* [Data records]
· · · · ·
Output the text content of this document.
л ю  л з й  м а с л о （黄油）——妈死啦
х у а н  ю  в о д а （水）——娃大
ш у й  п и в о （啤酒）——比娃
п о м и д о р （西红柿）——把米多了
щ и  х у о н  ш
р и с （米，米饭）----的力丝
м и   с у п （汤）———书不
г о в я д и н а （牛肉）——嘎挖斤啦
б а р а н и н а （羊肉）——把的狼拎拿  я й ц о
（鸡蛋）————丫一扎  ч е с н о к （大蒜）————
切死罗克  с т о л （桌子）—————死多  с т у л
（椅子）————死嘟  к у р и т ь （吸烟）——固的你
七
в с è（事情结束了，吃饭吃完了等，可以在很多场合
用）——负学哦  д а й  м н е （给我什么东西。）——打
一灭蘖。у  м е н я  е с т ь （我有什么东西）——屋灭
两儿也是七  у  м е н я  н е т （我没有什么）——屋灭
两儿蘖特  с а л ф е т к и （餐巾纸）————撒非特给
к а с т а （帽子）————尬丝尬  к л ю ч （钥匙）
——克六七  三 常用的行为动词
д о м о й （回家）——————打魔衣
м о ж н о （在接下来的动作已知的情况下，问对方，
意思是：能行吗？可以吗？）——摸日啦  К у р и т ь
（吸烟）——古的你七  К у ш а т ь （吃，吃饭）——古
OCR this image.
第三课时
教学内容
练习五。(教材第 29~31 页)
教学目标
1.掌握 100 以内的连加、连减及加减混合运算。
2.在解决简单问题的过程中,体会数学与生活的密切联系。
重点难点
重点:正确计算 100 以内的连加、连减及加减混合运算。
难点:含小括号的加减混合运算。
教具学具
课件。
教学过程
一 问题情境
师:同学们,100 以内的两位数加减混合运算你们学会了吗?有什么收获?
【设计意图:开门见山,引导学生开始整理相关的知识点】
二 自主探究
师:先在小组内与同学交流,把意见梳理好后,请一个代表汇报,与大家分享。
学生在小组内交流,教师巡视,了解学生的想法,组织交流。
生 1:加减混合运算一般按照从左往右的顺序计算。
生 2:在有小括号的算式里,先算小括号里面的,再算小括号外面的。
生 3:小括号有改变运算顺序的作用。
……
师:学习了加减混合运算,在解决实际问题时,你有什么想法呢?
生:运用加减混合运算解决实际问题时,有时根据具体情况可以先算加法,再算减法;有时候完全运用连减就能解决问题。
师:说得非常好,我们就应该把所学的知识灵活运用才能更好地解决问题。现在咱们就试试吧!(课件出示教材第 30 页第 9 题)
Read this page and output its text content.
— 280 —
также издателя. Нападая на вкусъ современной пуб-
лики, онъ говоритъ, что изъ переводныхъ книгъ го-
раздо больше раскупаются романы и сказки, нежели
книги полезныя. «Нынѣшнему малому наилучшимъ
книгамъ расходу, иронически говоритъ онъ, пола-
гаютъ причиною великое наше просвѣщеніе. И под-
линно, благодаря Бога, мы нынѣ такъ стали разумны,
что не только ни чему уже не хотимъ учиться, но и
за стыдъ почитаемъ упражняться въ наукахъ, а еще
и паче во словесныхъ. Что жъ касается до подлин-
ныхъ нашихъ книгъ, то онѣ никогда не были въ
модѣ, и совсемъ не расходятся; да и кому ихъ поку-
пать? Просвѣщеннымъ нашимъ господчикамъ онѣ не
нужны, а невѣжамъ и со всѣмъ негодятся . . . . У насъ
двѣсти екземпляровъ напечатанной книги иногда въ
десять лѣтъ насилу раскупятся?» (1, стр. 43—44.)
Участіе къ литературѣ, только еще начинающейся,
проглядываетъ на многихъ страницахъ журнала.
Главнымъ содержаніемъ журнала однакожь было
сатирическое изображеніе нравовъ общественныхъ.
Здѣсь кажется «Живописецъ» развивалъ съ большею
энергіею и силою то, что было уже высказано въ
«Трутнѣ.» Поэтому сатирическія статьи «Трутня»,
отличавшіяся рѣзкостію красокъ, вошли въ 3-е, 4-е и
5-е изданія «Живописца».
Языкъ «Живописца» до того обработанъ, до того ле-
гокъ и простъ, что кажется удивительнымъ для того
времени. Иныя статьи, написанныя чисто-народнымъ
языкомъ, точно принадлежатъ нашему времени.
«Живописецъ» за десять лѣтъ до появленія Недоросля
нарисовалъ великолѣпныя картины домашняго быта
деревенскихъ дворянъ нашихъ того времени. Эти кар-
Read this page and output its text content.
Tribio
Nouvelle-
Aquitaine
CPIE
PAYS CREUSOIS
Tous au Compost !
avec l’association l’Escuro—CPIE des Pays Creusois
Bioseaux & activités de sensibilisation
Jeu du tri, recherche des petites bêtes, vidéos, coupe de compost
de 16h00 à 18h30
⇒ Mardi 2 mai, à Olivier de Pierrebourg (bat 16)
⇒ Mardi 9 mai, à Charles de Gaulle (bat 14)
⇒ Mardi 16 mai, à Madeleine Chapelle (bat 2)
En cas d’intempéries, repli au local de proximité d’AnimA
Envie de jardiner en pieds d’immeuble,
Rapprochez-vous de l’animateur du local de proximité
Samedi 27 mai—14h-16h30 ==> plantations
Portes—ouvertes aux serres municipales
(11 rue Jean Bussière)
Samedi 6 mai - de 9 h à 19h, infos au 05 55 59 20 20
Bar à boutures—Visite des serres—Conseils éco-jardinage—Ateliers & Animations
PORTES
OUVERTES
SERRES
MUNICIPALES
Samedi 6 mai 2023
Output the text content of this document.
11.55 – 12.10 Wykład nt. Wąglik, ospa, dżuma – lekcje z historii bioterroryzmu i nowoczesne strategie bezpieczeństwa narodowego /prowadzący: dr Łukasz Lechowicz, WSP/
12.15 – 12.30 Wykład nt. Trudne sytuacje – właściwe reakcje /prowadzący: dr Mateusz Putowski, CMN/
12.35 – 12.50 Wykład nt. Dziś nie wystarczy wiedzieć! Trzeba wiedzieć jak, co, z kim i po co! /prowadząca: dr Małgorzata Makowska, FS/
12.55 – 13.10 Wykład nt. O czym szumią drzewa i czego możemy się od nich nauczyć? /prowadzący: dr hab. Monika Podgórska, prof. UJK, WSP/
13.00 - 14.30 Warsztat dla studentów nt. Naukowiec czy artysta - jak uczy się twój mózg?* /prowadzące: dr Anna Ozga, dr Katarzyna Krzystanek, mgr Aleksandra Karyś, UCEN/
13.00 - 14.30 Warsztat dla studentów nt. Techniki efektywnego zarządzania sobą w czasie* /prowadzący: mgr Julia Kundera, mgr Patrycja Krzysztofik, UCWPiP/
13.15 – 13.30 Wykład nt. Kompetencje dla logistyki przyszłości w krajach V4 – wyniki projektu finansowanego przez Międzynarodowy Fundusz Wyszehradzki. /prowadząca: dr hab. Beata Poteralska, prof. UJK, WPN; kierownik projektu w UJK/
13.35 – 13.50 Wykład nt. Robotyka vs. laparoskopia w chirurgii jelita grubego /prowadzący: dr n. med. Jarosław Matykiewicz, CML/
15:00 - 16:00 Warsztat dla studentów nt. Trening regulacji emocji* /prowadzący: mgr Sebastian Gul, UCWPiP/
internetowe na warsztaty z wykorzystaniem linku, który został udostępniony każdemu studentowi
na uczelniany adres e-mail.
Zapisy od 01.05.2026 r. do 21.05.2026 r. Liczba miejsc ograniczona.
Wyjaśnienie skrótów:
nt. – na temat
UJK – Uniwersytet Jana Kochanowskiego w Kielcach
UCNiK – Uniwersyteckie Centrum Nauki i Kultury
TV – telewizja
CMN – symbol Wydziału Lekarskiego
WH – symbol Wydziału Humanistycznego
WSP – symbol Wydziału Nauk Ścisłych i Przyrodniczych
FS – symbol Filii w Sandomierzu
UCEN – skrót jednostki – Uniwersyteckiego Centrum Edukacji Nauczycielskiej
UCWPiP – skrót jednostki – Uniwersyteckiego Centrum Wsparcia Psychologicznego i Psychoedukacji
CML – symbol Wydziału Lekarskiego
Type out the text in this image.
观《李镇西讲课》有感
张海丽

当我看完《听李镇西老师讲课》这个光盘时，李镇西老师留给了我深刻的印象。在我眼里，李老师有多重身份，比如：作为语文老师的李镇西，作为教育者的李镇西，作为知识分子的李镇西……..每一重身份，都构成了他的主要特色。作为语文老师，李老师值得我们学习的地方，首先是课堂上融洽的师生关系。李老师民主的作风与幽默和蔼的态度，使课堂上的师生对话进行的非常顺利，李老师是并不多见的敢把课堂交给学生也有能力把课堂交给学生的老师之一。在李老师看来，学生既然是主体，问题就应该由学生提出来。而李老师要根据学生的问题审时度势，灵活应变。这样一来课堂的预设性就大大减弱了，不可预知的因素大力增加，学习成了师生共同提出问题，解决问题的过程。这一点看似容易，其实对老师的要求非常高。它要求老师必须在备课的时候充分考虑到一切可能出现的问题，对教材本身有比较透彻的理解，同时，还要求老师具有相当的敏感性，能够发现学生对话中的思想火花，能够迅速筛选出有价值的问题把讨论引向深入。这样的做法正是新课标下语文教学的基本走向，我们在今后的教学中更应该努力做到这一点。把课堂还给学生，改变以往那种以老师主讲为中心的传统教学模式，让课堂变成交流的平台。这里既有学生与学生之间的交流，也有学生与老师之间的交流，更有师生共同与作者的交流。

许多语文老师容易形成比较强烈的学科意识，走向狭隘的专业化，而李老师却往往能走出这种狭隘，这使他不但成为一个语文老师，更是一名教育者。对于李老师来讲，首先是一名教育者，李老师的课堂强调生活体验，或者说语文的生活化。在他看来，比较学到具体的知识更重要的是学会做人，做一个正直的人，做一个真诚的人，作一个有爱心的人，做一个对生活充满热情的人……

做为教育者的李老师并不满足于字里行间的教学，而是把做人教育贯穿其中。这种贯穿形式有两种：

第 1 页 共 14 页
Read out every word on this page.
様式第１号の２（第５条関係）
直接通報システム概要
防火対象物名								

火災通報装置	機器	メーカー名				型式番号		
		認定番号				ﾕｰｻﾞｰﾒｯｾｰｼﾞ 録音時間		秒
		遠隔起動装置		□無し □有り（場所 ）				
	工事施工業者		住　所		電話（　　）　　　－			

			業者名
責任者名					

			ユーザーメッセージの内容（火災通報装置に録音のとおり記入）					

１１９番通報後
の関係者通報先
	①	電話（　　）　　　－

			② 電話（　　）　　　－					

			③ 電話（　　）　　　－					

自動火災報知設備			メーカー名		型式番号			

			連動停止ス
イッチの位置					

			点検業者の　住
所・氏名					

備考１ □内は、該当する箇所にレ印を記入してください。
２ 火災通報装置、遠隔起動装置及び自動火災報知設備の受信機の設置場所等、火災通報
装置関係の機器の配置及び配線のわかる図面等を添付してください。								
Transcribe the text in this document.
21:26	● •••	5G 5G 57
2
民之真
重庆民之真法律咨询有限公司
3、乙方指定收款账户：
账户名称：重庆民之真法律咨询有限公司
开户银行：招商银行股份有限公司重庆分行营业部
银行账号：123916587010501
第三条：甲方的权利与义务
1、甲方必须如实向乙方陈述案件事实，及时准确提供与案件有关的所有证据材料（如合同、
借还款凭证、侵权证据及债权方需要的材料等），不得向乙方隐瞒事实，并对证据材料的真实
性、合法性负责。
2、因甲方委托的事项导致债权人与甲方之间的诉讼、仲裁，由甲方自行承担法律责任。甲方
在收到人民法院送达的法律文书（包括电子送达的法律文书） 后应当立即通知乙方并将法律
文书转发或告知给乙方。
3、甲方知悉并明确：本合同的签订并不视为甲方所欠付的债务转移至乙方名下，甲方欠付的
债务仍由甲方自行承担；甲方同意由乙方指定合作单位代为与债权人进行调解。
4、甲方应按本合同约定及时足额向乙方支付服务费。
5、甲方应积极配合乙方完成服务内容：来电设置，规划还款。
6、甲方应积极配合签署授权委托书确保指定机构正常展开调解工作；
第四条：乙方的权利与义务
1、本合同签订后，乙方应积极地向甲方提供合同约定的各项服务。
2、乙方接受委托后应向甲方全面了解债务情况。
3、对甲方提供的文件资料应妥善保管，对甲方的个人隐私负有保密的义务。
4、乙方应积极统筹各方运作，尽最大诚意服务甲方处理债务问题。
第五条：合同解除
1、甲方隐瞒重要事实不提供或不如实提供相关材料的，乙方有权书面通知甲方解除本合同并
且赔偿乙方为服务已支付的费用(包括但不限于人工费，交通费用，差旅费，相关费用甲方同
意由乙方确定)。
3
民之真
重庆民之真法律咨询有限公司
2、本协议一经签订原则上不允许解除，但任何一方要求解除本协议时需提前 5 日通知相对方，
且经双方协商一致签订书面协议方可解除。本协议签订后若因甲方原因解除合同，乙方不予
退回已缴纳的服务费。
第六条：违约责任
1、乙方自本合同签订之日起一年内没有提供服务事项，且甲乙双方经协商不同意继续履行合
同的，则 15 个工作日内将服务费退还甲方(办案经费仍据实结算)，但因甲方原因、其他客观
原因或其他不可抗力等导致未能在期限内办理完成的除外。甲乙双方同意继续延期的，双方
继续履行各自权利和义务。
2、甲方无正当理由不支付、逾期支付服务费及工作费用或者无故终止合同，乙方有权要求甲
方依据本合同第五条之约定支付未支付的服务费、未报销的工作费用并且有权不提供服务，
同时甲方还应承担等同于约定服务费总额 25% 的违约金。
· · · · ·
* [Work to be completed]
Copy out every line from the data above that has "только" in it.

* [Result of this task]
что не только ни чему уже не хотимъ учиться, но и
Участіе къ литературѣ, только еще начинающейся,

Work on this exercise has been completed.